*PROBLEMS TO SOLVE:*
(a) From the Ashbery passage below, write out the words from "When it was" to "figures of speech." without changing anything.
(b) Answer each question using the Ashbery passage below.
(i) What title did the new book have when it was first announced?
(ii) Who made the drawing of John Ashbery?
(iii) Which figure of speech does the passage call the show-off?
(c) Decide whether each statement agrees with the Ashbery passage below, and back each decision with a quotation from it.
(i) Donne's Paradoxes and Problems was published while Donne was alive.
(ii) Paradox is described as propositional impossibility.
(iii) An oxymoron is described as a paradox compressed into a single phrase.

*READING PASSAGE:*
──────

John Ashbery
John Ashbery; drawing by David Levine

When it was first announced, John Ashbery’s new book had a title—Paradoxes and Oxymorons—that called up Donne’s Paradoxes and Problems (the usual title for a collection of short pieces circulated privately in Donne’s lifetime and posthumously published). Ashbery’s witty variation placed propositional impossibility (paradox) next to figurative impossibility (oxymoron) to tell us that he was about to propose the contradictions of life in the contradictions of rhetoric. An oxymoron (“dazzling darkness”) is a paradox compressed into a single self-contradicting phrase, and is therefore the show-off among figures of speech.

──────

*GIVEN DATA:*
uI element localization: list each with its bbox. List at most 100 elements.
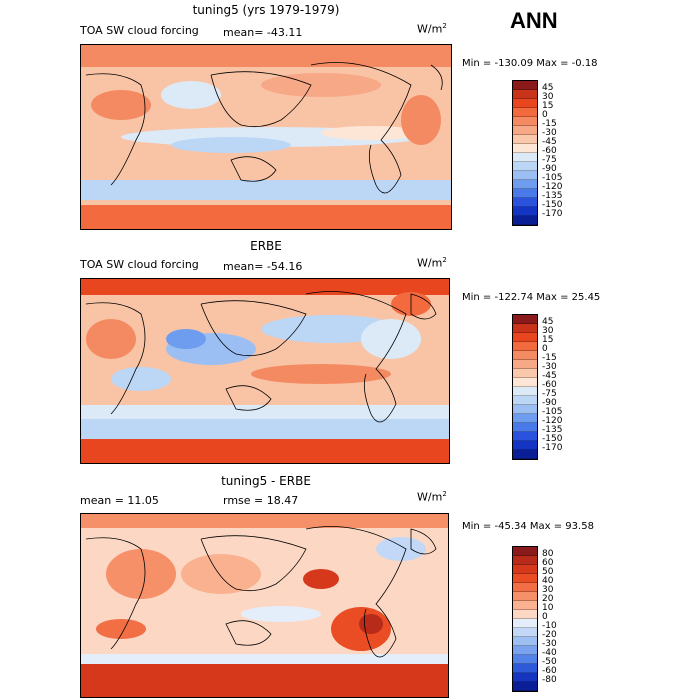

──────

*SOLUTIONS BELOW:*
(a)
When it was first announced, John Ashbery’s new book had a title—Paradoxes and Oxymorons—that called up Donne’s Paradoxes and Problems (the usual title for a collection of short pieces circulated privately in Donne’s lifetime and posthumously published). Ashbery’s witty variation placed propositional impossibility (paradox) next to figurative impossibility (oxymoron) to tell us that he was about to propose the contradictions of life in the contradictions of rhetoric. An oxymoron (“dazzling darkness”) is a paradox compressed into a single self-contradicting phrase, and is therefore the show-off among figures of speech.

(b)
(i) Paradoxes and Oxymorons
(ii) David Levine
(iii) The oxymoron

(c)
(i) No: "circulated privately in Donne’s lifetime and posthumously published"
(ii) Yes: "propositional impossibility (paradox)"
(iii) Yes: "An oxymoron (“dazzling darkness”) is a paradox compressed into a single self-contradicting phrase"